Pull out every line containing the string "Grace".

**DATA:**
* Begin *

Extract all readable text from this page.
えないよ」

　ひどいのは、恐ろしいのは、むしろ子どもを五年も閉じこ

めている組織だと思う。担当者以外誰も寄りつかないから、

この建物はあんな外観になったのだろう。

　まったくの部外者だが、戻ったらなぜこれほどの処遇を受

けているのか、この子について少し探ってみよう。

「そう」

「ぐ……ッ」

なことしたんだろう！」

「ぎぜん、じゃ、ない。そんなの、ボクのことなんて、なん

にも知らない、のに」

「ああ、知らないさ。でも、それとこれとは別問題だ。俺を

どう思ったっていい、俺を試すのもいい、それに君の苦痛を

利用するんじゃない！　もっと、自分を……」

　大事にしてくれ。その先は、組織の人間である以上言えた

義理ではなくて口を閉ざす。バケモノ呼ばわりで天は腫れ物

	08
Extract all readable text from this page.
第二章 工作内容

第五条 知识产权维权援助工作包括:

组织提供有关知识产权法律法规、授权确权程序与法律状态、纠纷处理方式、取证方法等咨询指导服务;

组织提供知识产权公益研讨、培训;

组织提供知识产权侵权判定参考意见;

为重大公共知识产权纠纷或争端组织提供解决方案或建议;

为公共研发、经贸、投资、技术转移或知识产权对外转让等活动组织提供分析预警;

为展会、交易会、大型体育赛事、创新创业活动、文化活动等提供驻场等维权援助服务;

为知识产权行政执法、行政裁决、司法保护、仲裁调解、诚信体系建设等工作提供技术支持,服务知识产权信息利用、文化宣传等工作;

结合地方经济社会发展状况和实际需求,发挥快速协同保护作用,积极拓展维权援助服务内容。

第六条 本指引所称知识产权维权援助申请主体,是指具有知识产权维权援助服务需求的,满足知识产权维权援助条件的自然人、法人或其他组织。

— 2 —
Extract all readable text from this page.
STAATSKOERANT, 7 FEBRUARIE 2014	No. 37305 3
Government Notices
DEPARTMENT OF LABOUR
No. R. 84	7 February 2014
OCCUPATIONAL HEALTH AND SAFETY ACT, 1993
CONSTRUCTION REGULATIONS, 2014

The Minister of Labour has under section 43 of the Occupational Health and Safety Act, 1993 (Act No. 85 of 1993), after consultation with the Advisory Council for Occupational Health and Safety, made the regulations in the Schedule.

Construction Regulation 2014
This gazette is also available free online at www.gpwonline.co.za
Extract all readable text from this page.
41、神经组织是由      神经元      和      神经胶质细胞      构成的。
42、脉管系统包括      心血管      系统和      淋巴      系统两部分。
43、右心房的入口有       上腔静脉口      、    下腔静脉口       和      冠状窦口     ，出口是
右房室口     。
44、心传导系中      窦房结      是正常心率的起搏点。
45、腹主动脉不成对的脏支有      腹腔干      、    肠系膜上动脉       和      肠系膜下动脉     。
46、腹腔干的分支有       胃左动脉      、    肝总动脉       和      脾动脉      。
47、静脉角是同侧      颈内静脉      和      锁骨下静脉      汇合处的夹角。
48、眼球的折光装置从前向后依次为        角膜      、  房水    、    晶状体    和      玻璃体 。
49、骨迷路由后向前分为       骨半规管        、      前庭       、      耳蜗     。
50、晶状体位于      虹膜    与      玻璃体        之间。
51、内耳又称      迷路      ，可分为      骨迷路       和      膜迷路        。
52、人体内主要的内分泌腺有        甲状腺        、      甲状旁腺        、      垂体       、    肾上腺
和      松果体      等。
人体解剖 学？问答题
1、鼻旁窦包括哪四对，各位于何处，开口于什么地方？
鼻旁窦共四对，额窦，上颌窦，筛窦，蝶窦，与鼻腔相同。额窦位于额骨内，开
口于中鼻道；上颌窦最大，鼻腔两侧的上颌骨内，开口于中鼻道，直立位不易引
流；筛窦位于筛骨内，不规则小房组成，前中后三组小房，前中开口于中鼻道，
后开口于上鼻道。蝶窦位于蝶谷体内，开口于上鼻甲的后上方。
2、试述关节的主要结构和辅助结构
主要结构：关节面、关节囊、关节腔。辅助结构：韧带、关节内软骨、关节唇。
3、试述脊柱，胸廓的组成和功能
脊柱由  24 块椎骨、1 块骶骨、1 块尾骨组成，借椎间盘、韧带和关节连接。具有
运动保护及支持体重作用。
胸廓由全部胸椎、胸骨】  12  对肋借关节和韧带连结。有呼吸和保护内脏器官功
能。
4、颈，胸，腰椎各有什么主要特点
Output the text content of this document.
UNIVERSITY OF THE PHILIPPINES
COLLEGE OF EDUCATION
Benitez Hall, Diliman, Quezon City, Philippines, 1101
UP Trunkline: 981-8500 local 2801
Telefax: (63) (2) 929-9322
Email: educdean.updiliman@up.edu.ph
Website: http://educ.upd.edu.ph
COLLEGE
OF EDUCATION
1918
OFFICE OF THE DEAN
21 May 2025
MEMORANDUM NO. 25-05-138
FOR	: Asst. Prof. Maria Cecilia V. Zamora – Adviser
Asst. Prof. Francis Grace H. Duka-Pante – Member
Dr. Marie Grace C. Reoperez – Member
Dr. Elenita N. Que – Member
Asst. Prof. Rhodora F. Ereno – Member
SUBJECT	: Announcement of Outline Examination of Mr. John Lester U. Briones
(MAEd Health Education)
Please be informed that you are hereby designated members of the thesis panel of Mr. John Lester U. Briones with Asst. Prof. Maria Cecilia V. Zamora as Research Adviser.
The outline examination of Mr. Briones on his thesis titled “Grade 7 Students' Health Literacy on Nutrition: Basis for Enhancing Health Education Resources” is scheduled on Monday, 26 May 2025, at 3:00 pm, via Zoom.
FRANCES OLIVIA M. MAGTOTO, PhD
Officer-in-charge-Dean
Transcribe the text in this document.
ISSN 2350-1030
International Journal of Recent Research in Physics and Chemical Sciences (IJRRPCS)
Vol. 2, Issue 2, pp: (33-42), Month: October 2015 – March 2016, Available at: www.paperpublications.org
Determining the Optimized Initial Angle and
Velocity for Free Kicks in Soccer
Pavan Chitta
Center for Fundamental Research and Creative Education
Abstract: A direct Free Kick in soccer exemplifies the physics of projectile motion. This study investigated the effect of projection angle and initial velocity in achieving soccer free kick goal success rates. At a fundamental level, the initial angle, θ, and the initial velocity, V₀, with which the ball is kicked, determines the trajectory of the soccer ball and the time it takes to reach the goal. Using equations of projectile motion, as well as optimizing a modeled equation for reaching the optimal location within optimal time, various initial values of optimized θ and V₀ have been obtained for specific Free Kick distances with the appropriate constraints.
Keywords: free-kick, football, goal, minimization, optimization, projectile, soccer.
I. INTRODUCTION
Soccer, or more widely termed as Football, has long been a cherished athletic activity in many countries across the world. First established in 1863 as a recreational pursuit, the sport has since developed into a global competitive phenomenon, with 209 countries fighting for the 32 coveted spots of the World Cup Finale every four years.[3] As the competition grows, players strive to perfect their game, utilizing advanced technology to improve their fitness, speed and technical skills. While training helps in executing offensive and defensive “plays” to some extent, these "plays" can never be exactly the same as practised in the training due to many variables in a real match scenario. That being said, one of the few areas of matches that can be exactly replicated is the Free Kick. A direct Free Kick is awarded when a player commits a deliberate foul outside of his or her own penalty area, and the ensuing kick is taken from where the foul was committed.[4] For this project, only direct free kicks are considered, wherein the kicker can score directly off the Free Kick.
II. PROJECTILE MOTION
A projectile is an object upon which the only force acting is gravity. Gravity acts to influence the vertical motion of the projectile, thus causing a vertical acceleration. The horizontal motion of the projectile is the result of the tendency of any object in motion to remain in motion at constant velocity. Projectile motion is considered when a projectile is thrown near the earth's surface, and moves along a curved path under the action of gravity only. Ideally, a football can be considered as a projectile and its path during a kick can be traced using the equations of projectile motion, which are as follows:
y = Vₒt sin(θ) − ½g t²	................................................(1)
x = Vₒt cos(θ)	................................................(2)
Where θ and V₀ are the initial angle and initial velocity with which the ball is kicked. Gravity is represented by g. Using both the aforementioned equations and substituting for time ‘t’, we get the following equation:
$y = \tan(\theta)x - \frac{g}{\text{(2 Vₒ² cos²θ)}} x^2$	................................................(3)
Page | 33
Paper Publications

* End *

**ANSWER BELOW:**
Asst. Prof. Francis Grace H. Duka-Pante – Member
Dr. Marie Grace C. Reoperez – Member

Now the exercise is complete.